Provided data
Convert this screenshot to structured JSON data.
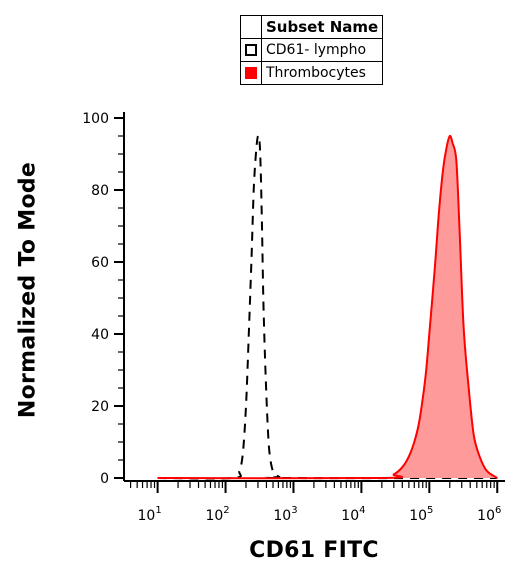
{
  "chart_data": {
    "type": "area",
    "title": "",
    "xlabel": "CD61 FITC",
    "ylabel": "Normalized To Mode",
    "x_scale": "log",
    "xlim": [
      3.2,
      1300000
    ],
    "ylim": [
      0,
      100
    ],
    "x_tick_labels": [
      {
        "base": "10",
        "exp": "1",
        "value": 10
      },
      {
        "base": "10",
        "exp": "2",
        "value": 100
      },
      {
        "base": "10",
        "exp": "3",
        "value": 1000
      },
      {
        "base": "10",
        "exp": "4",
        "value": 10000
      },
      {
        "base": "10",
        "exp": "5",
        "value": 100000
      },
      {
        "base": "10",
        "exp": "6",
        "value": 1000000
      }
    ],
    "y_ticks": [
      0,
      20,
      40,
      60,
      80,
      100
    ],
    "grid": false,
    "legend": {
      "placement": "top",
      "header": "Subset Name",
      "entries": [
        "CD61- lympho",
        "Thrombocytes"
      ]
    },
    "series": [
      {
        "name": "CD61- lympho",
        "style": "dashed",
        "color": "#000000",
        "x": [
          10,
          130,
          160,
          180,
          200,
          220,
          240,
          260,
          280,
          300,
          320,
          340,
          360,
          390,
          430,
          480,
          550,
          620,
          700,
          1000000
        ],
        "y": [
          0,
          0,
          2,
          7,
          20,
          40,
          60,
          80,
          90,
          95,
          92,
          75,
          50,
          28,
          10,
          3,
          1,
          0.3,
          0,
          0
        ]
      },
      {
        "name": "Thrombocytes",
        "style": "filled",
        "color": "#ff0000",
        "fill": "#ff9a9a",
        "x": [
          10,
          20000,
          30000,
          40000,
          50000,
          60000,
          70000,
          80000,
          90000,
          100000,
          120000,
          140000,
          160000,
          180000,
          200000,
          220000,
          250000,
          280000,
          320000,
          380000,
          450000,
          550000,
          700000,
          1000000
        ],
        "y": [
          0,
          0,
          1,
          3,
          6,
          10,
          15,
          22,
          30,
          40,
          58,
          75,
          86,
          92,
          95,
          93,
          88,
          68,
          42,
          25,
          12,
          6,
          2,
          0
        ]
      }
    ]
  }
}
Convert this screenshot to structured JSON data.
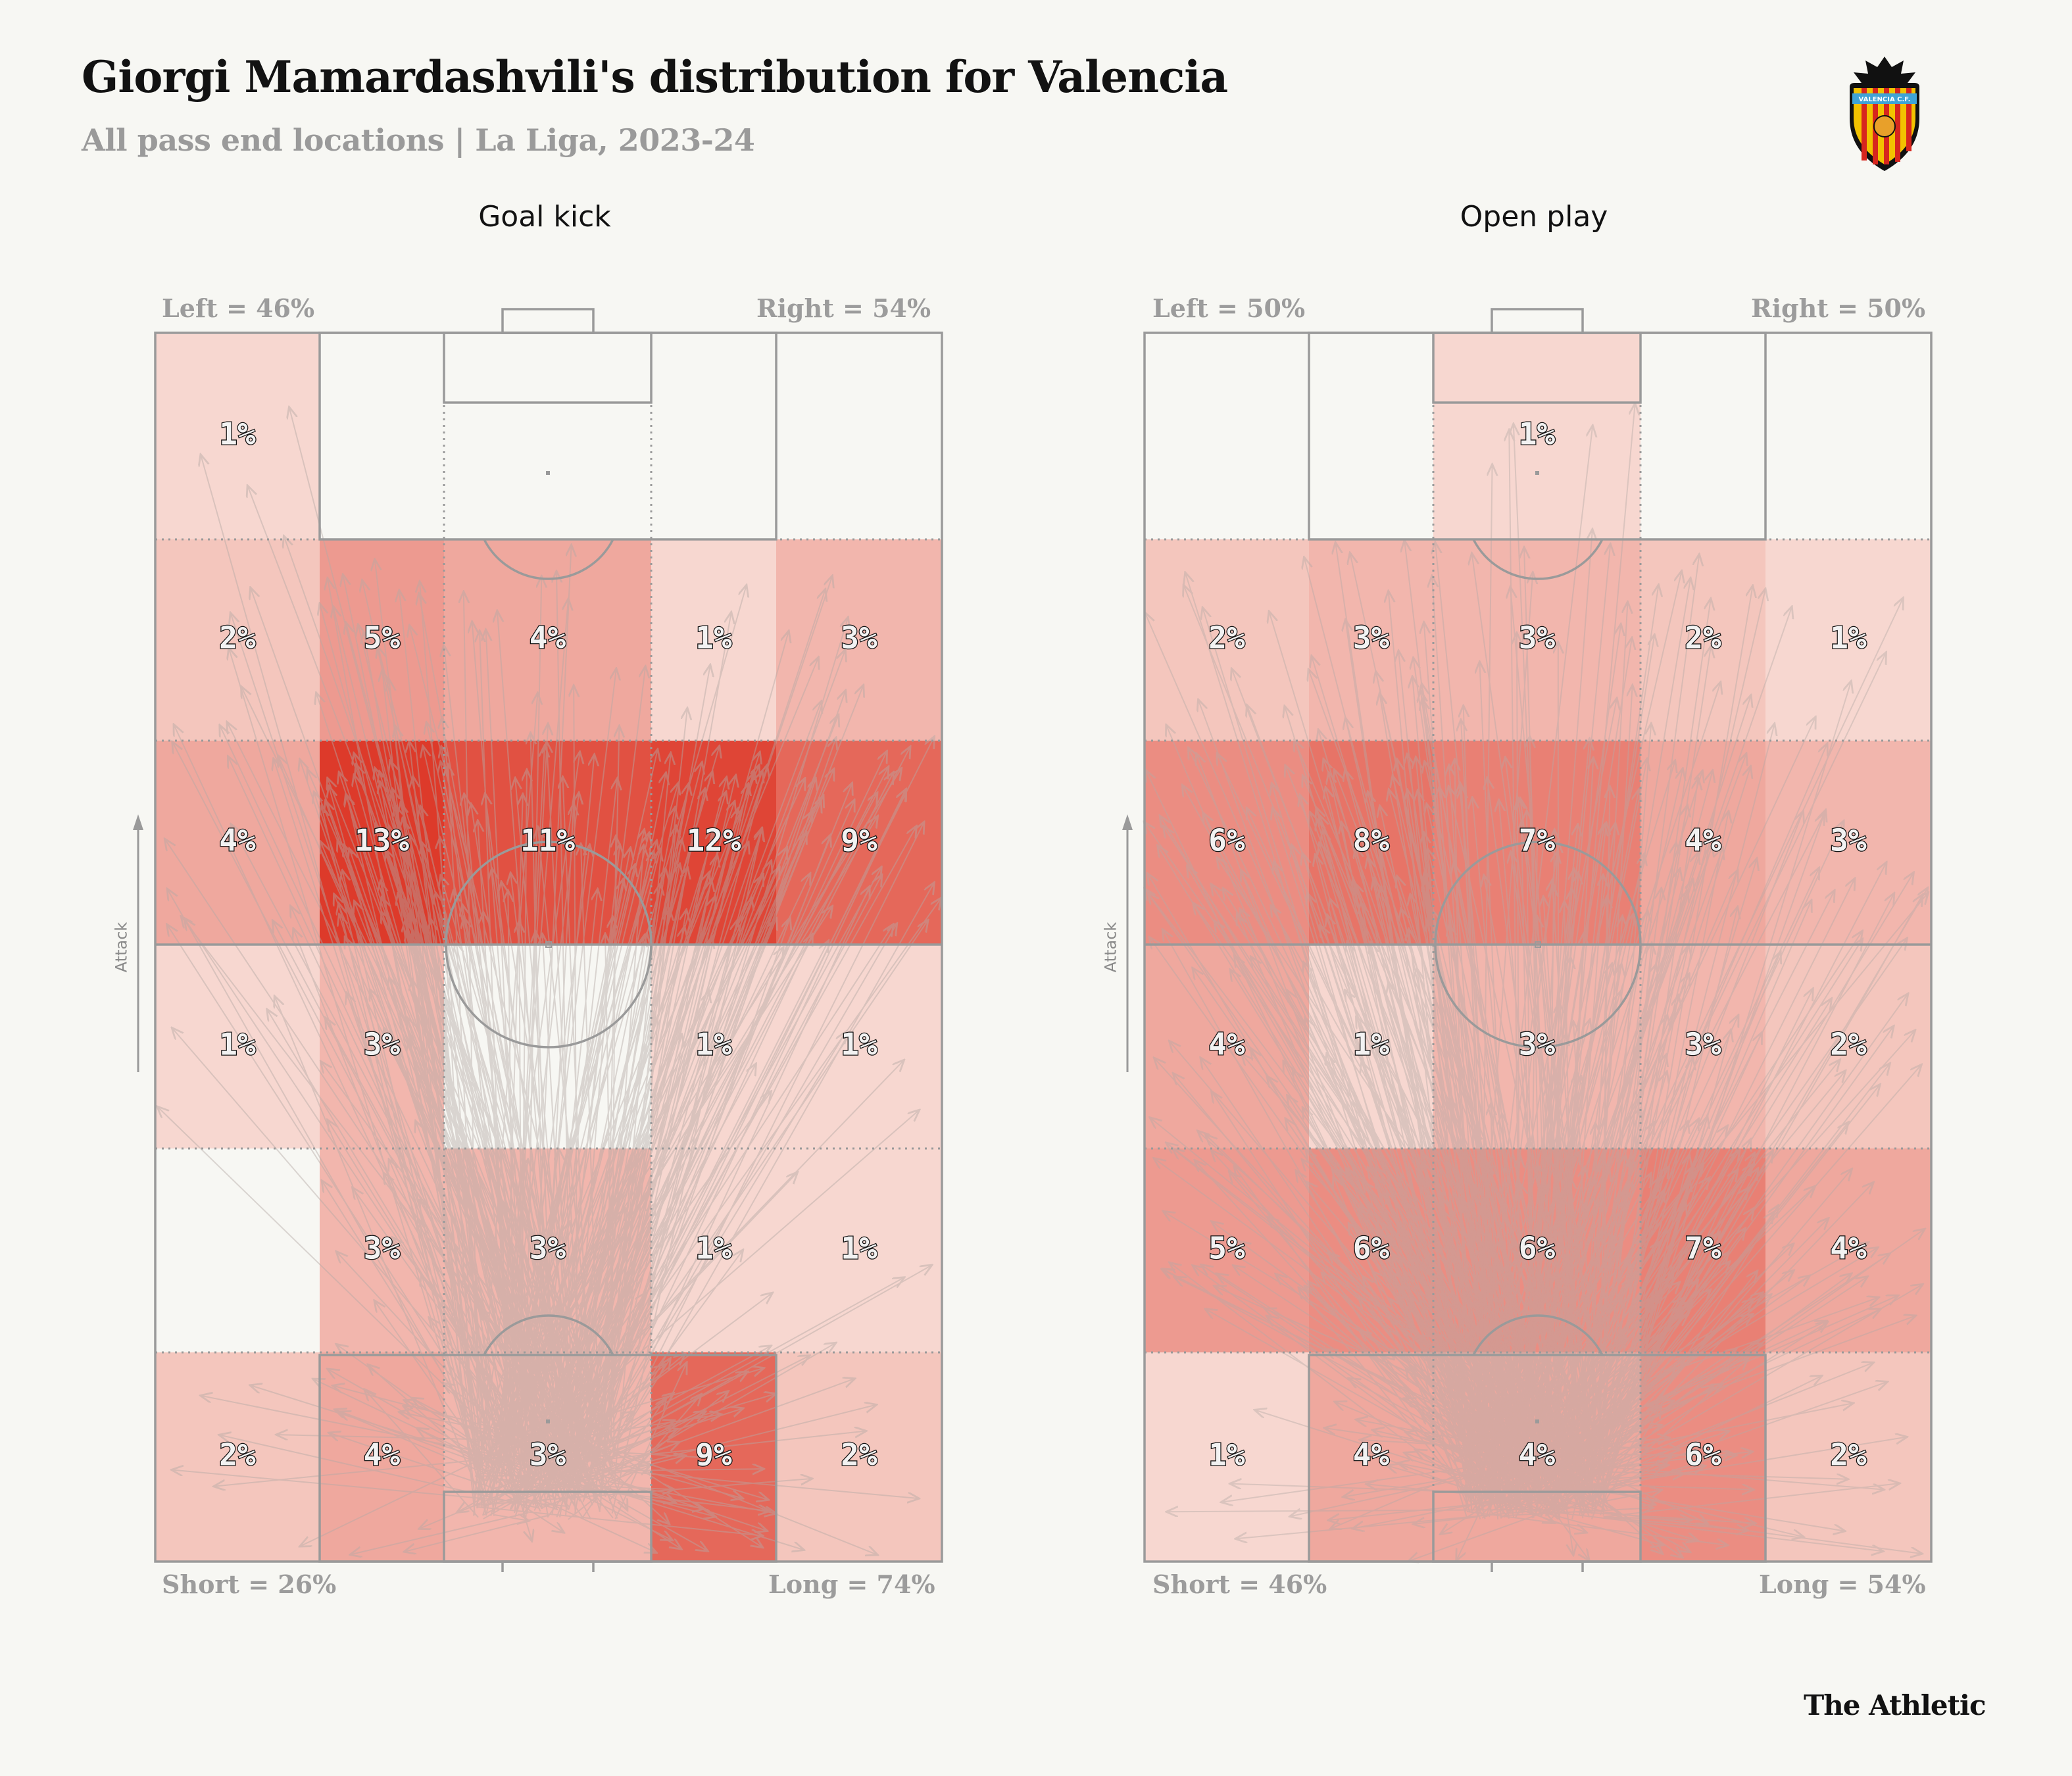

Short exercise
Say how many lines above hold the word "value", giving only the count.

Solution
6